Records for this task —
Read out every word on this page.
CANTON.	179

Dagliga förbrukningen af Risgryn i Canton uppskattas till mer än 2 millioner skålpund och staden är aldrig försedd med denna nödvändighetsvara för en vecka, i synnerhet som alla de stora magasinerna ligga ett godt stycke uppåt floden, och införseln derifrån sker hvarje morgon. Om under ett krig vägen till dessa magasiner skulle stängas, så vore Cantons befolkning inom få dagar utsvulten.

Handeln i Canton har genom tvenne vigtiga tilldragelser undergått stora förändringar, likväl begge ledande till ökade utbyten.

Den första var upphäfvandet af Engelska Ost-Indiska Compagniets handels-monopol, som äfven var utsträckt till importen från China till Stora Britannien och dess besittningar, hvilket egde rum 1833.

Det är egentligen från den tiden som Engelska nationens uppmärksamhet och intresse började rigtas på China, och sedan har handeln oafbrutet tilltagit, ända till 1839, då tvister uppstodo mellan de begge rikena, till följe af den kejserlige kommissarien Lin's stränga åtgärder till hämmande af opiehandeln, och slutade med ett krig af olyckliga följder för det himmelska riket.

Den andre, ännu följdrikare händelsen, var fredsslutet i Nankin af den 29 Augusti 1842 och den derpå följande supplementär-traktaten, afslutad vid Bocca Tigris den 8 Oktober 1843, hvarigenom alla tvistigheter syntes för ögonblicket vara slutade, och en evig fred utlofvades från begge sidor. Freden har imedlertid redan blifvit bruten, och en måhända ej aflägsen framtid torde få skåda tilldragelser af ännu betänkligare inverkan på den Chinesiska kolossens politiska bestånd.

Task requirements — Take the entries above and copy them out exactly.

Written response —
Read out every word on this page.
CANTON.	179

Dagliga förbrukningen af Risgryn i Canton uppskattas till mer än 2 millioner skålpund och staden är aldrig försedd med denna nödvändighetsvara för en vecka, i synnerhet som alla de stora magasinerna ligga ett godt stycke uppåt floden, och införseln derifrån sker hvarje morgon. Om under ett krig vägen till dessa magasiner skulle stängas, så vore Cantons befolkning inom få dagar utsvulten.

Handeln i Canton har genom tvenne vigtiga tilldragelser undergått stora förändringar, likväl begge ledande till ökade utbyten.

Den första var upphäfvandet af Engelska Ost-Indiska Compagniets handels-monopol, som äfven var utsträckt till importen från China till Stora Britannien och dess besittningar, hvilket egde rum 1833.

Det är egentligen från den tiden som Engelska nationens uppmärksamhet och intresse började rigtas på China, och sedan har handeln oafbrutet tilltagit, ända till 1839, då tvister uppstodo mellan de begge rikena, till följe af den kejserlige kommissarien Lin's stränga åtgärder till hämmande af opiehandeln, och slutade med ett krig af olyckliga följder för det himmelska riket.

Den andre, ännu följdrikare händelsen, var fredsslutet i Nankin af den 29 Augusti 1842 och den derpå följande supplementär-traktaten, afslutad vid Bocca Tigris den 8 Oktober 1843, hvarigenom alla tvistigheter syntes för ögonblicket vara slutade, och en evig fred utlofvades från begge sidor. Freden har imedlertid redan blifvit bruten, och en måhända ej aflägsen framtid torde få skåda tilldragelser af ännu betänkligare inverkan på den Chinesiska kolossens politiska bestånd.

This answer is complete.